Extracted records.
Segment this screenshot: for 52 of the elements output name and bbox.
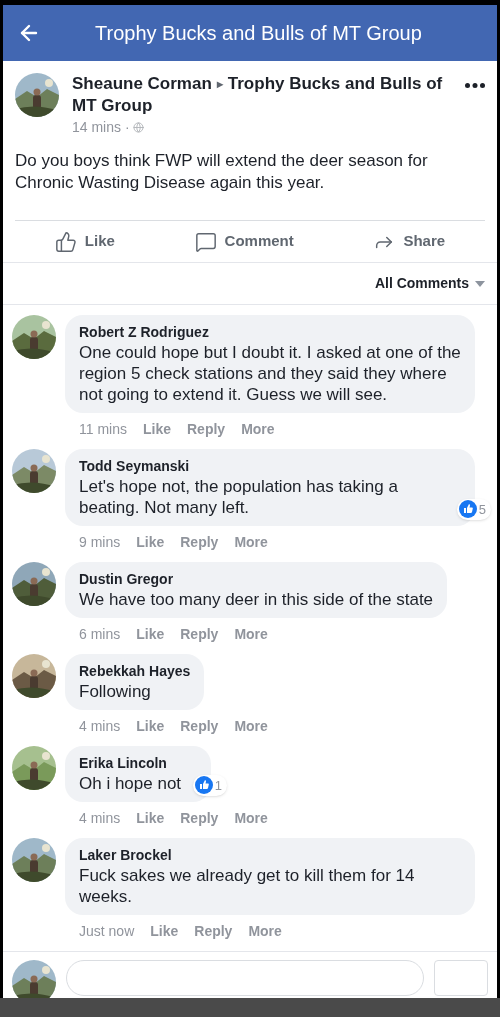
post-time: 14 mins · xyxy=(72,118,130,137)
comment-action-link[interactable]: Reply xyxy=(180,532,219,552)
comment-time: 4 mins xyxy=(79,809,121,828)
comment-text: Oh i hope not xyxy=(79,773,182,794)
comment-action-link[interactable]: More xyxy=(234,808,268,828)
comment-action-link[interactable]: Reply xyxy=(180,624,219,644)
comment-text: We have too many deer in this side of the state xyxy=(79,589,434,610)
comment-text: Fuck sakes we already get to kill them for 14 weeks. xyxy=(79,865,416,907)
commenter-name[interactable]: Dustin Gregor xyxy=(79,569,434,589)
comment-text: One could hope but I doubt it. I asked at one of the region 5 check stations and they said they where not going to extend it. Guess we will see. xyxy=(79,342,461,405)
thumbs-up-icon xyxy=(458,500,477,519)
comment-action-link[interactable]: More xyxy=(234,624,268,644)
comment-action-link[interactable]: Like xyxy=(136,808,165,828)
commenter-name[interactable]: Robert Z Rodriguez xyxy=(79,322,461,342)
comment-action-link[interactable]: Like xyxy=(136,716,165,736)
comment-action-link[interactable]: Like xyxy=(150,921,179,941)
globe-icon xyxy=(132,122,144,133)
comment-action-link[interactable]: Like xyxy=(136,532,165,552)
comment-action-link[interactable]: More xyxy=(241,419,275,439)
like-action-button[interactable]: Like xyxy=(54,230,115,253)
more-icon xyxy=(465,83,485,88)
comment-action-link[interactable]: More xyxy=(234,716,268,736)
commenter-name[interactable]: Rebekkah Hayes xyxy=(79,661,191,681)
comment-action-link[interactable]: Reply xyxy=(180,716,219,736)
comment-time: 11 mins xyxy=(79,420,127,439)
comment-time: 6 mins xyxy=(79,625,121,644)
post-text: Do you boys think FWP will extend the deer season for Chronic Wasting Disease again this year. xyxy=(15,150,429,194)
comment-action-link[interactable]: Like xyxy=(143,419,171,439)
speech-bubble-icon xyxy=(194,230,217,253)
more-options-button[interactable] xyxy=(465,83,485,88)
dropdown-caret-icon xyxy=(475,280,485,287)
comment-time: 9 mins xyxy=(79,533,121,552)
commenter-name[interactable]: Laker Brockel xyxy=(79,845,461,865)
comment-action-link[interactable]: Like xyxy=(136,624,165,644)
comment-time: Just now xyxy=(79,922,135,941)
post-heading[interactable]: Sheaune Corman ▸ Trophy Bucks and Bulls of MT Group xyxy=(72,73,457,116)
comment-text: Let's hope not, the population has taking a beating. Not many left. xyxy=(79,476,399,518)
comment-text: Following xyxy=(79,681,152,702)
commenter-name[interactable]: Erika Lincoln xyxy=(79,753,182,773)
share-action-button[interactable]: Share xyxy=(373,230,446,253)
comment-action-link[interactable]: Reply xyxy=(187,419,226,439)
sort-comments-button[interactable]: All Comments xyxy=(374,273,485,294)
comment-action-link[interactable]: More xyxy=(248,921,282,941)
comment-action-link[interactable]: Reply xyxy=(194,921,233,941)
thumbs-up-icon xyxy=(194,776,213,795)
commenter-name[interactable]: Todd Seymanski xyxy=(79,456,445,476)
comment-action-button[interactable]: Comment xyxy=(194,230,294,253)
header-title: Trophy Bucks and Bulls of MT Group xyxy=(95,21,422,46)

Problem.
Rewrite the lines above as a Markdown table with the columns "Row" and "Line", giving each line its own numbered row, skipping blank lines and leaving out the picture.

Solution to the exercise.
| Row | Line |
|---|---|
| 1 | Segment this screenshot: for 52 of the elements output name and bbox. |
| 2 | post-time: 14 mins · xyxy=(72,118,130,137) |
| 3 | comment-action-link[interactable]: Reply xyxy=(180,532,219,552) |
| 4 | comment-time: 4 mins xyxy=(79,809,121,828) |
| 5 | comment-text: Oh i hope not xyxy=(79,773,182,794) |
| 6 | comment-action-link[interactable]: More xyxy=(234,808,268,828) |
| 7 | comment-action-link[interactable]: Reply xyxy=(180,624,219,644) |
| 8 | comment-text: We have too many deer in this side of the state xyxy=(79,589,434,610) |
| 9 | comment-text: Fuck sakes we already get to kill them for 14 weeks. xyxy=(79,865,416,907) |
| 10 | commenter-name[interactable]: Dustin Gregor xyxy=(79,569,434,589) |
| 11 | comment-text: One could hope but I doubt it. I asked at one of the region 5 check stations and they said they where not going to extend it. Guess we will see. xyxy=(79,342,461,405) |
| 12 | thumbs-up-icon xyxy=(458,500,477,519) |
| 13 | comment-action-link[interactable]: More xyxy=(234,624,268,644) |
| 14 | comment-action-link[interactable]: Like xyxy=(136,808,165,828) |
| 15 | commenter-name[interactable]: Robert Z Rodriguez xyxy=(79,322,461,342) |
| 16 | comment-action-link[interactable]: Like xyxy=(136,716,165,736) |
| 17 | comment-action-link[interactable]: Like xyxy=(150,921,179,941) |
| 18 | globe-icon xyxy=(132,122,144,133) |
| 19 | comment-action-link[interactable]: Like xyxy=(136,532,165,552) |
| 20 | comment-action-link[interactable]: More xyxy=(241,419,275,439) |
| 21 | like-action-button[interactable]: Like xyxy=(54,230,115,253) |
| 22 | more-icon xyxy=(465,83,485,88) |
| 23 | comment-action-link[interactable]: More xyxy=(234,716,268,736) |
| 24 | commenter-name[interactable]: Rebekkah Hayes xyxy=(79,661,191,681) |
| 25 | comment-action-link[interactable]: Reply xyxy=(180,716,219,736) |
| 26 | comment-time: 11 mins xyxy=(79,420,127,439) |
| 27 | comment-time: 6 mins xyxy=(79,625,121,644) |
| 28 | post-text: Do you boys think FWP will extend the deer season for Chronic Wasting Disease again this year. xyxy=(15,150,429,194) |
| 29 | comment-action-link[interactable]: Like xyxy=(143,419,171,439) |
| 30 | speech-bubble-icon xyxy=(194,230,217,253) |
| 31 | more-options-button[interactable] xyxy=(465,83,485,88) |
| 32 | dropdown-caret-icon xyxy=(475,280,485,287) |
| 33 | comment-time: 9 mins xyxy=(79,533,121,552) |
| 34 | commenter-name[interactable]: Laker Brockel xyxy=(79,845,461,865) |
| 35 | comment-action-link[interactable]: Like xyxy=(136,624,165,644) |
| 36 | comment-time: Just now xyxy=(79,922,135,941) |
| 37 | post-heading[interactable]: Sheaune Corman ▸ Trophy Bucks and Bulls of MT Group xyxy=(72,73,457,116) |
| 38 | comment-text: Let's hope not, the population has taking a beating. Not many left. xyxy=(79,476,399,518) |
| 39 | comment-text: Following xyxy=(79,681,152,702) |
| 40 | commenter-name[interactable]: Erika Lincoln xyxy=(79,753,182,773) |
| 41 | share-action-button[interactable]: Share xyxy=(373,230,446,253) |
| 42 | comment-action-link[interactable]: Reply xyxy=(187,419,226,439) |
| 43 | sort-comments-button[interactable]: All Comments xyxy=(374,273,485,294) |
| 44 | comment-action-link[interactable]: More xyxy=(248,921,282,941) |
| 45 | comment-action-link[interactable]: Reply xyxy=(194,921,233,941) |
| 46 | thumbs-up-icon xyxy=(194,776,213,795) |
| 47 | commenter-name[interactable]: Todd Seymanski xyxy=(79,456,445,476) |
| 48 | comment-action-button[interactable]: Comment xyxy=(194,230,294,253) |
| 49 | header-title: Trophy Bucks and Bulls of MT Group xyxy=(95,21,422,46) |